[START]
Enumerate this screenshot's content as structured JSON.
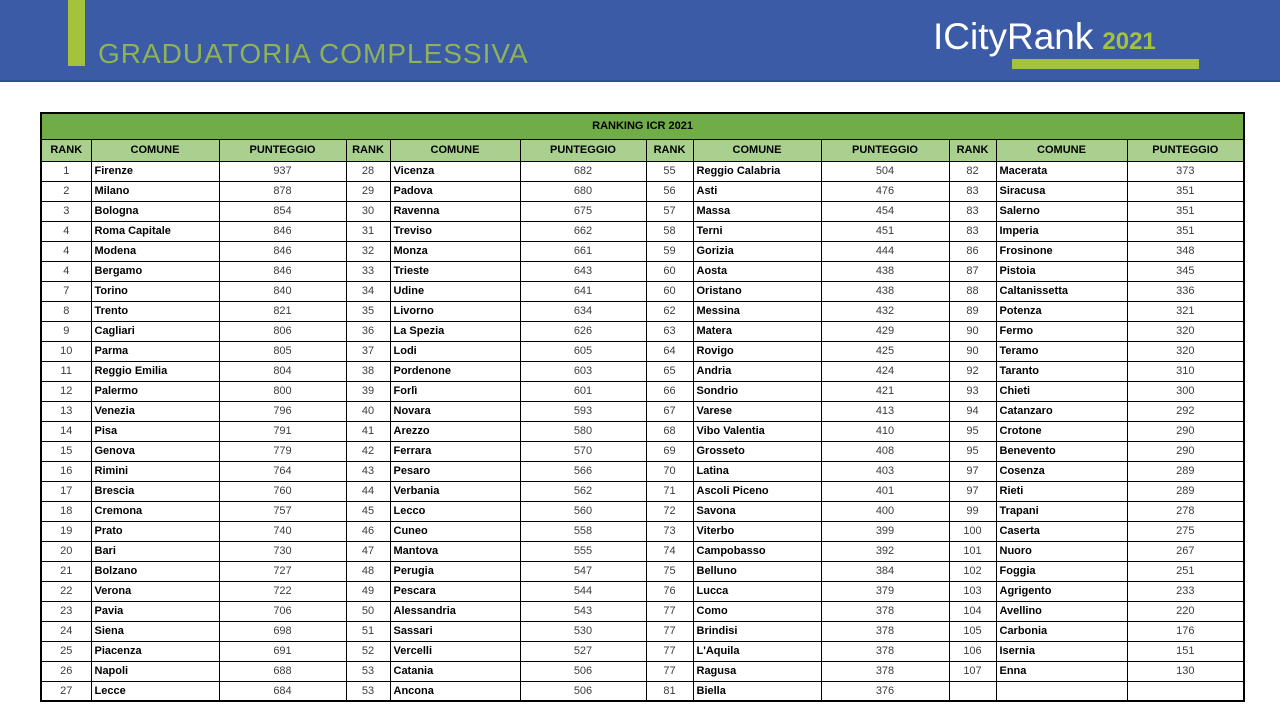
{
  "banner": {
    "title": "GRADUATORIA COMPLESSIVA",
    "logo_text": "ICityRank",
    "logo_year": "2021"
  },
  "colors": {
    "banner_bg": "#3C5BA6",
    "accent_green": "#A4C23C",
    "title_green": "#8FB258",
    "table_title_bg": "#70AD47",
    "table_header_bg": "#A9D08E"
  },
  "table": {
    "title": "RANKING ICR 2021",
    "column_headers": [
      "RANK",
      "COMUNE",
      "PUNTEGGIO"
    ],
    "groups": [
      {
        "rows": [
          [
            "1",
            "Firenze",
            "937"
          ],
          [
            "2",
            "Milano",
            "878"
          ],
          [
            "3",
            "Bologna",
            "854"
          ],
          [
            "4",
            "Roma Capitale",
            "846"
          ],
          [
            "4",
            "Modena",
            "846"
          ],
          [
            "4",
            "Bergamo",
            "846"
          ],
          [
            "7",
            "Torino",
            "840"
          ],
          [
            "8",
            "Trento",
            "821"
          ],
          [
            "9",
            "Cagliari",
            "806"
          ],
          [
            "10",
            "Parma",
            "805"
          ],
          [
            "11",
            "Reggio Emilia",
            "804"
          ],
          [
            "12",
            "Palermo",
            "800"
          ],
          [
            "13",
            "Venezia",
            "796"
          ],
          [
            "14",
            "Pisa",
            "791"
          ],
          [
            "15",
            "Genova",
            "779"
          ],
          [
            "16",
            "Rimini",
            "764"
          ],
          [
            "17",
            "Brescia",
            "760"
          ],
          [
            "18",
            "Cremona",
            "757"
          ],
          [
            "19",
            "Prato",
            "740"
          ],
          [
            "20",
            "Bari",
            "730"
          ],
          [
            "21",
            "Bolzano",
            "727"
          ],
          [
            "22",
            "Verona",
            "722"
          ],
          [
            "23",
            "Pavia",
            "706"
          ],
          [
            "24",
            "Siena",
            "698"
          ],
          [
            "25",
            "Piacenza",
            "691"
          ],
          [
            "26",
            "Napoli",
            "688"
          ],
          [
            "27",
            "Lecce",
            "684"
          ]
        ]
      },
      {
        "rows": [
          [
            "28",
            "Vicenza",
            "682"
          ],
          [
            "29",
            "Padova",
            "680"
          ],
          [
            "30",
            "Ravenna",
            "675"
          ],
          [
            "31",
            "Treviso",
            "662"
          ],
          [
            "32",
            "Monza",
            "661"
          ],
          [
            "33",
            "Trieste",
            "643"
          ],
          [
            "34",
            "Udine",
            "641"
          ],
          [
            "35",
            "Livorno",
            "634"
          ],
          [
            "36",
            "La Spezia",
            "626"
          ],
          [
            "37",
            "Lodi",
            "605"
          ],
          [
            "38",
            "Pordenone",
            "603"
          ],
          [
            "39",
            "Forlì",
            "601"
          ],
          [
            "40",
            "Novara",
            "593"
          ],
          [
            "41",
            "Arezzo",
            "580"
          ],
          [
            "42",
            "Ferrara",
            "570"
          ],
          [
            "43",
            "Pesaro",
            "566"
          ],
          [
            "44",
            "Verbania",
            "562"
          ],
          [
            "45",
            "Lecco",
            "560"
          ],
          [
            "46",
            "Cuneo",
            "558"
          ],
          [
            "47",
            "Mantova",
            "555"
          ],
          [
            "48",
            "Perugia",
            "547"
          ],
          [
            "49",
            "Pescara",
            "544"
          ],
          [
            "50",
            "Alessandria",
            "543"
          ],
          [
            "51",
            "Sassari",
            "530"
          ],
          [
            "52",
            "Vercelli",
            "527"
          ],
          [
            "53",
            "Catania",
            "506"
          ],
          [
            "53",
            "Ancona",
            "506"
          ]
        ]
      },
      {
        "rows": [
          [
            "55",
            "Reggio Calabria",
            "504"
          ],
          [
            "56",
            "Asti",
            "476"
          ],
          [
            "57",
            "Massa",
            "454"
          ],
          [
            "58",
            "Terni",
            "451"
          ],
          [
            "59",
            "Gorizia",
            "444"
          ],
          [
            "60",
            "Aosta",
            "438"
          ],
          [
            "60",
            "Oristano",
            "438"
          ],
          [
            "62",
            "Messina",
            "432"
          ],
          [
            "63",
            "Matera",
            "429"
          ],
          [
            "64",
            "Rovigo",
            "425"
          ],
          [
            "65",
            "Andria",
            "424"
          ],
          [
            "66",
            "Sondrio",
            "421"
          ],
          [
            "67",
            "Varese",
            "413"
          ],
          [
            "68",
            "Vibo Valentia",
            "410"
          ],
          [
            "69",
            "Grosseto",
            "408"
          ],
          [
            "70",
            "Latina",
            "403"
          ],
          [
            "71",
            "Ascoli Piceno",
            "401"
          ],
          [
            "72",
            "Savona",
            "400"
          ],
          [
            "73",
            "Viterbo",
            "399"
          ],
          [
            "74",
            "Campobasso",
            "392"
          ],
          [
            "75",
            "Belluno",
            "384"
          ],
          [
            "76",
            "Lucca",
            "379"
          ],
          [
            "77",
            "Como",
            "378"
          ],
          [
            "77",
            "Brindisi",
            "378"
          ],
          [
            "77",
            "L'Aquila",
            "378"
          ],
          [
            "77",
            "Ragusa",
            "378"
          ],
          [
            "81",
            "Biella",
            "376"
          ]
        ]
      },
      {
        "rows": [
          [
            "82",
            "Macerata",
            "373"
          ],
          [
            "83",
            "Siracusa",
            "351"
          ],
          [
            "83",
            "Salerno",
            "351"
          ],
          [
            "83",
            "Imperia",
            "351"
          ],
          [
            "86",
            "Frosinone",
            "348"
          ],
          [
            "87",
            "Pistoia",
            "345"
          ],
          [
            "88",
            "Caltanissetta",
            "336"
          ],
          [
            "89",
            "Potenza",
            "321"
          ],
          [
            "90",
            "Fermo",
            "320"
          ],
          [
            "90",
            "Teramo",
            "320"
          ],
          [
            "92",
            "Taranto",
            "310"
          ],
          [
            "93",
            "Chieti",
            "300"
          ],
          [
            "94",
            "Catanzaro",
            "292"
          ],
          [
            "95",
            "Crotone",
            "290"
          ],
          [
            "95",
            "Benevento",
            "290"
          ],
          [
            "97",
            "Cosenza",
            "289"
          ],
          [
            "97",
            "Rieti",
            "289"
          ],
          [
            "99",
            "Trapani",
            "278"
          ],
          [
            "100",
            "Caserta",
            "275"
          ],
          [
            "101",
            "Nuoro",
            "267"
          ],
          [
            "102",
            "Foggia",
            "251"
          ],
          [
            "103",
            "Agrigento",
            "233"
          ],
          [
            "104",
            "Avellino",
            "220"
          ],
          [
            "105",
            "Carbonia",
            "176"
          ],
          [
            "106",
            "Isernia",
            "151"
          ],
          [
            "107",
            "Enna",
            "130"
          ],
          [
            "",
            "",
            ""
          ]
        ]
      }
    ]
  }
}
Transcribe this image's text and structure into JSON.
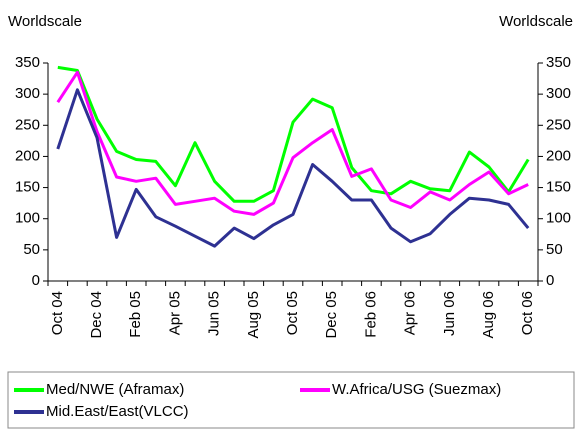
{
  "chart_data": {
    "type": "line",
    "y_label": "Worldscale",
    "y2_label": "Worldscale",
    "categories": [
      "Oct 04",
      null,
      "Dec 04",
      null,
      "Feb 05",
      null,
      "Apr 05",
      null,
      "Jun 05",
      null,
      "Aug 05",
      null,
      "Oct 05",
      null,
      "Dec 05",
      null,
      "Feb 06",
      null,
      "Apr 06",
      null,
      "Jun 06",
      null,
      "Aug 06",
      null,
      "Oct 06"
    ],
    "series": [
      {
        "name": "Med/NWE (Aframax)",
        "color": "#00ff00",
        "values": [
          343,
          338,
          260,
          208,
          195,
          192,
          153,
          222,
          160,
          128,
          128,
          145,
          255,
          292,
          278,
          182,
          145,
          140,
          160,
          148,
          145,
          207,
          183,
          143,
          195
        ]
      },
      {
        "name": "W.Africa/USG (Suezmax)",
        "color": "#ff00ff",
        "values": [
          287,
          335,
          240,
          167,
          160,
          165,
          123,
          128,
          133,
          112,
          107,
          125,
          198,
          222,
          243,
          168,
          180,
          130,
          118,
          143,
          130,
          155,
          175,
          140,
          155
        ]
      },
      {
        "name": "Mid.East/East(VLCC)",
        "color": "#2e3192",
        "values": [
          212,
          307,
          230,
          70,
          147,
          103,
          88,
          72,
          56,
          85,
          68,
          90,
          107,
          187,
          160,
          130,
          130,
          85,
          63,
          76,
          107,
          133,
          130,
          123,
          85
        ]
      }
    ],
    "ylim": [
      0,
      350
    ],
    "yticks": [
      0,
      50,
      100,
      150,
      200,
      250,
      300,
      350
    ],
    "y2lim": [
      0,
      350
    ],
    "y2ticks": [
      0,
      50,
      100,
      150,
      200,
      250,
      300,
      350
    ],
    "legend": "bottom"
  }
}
[END]
◆ Given task: Give the count of lines holding the word "name", with no other words.

◆ Task answer: 3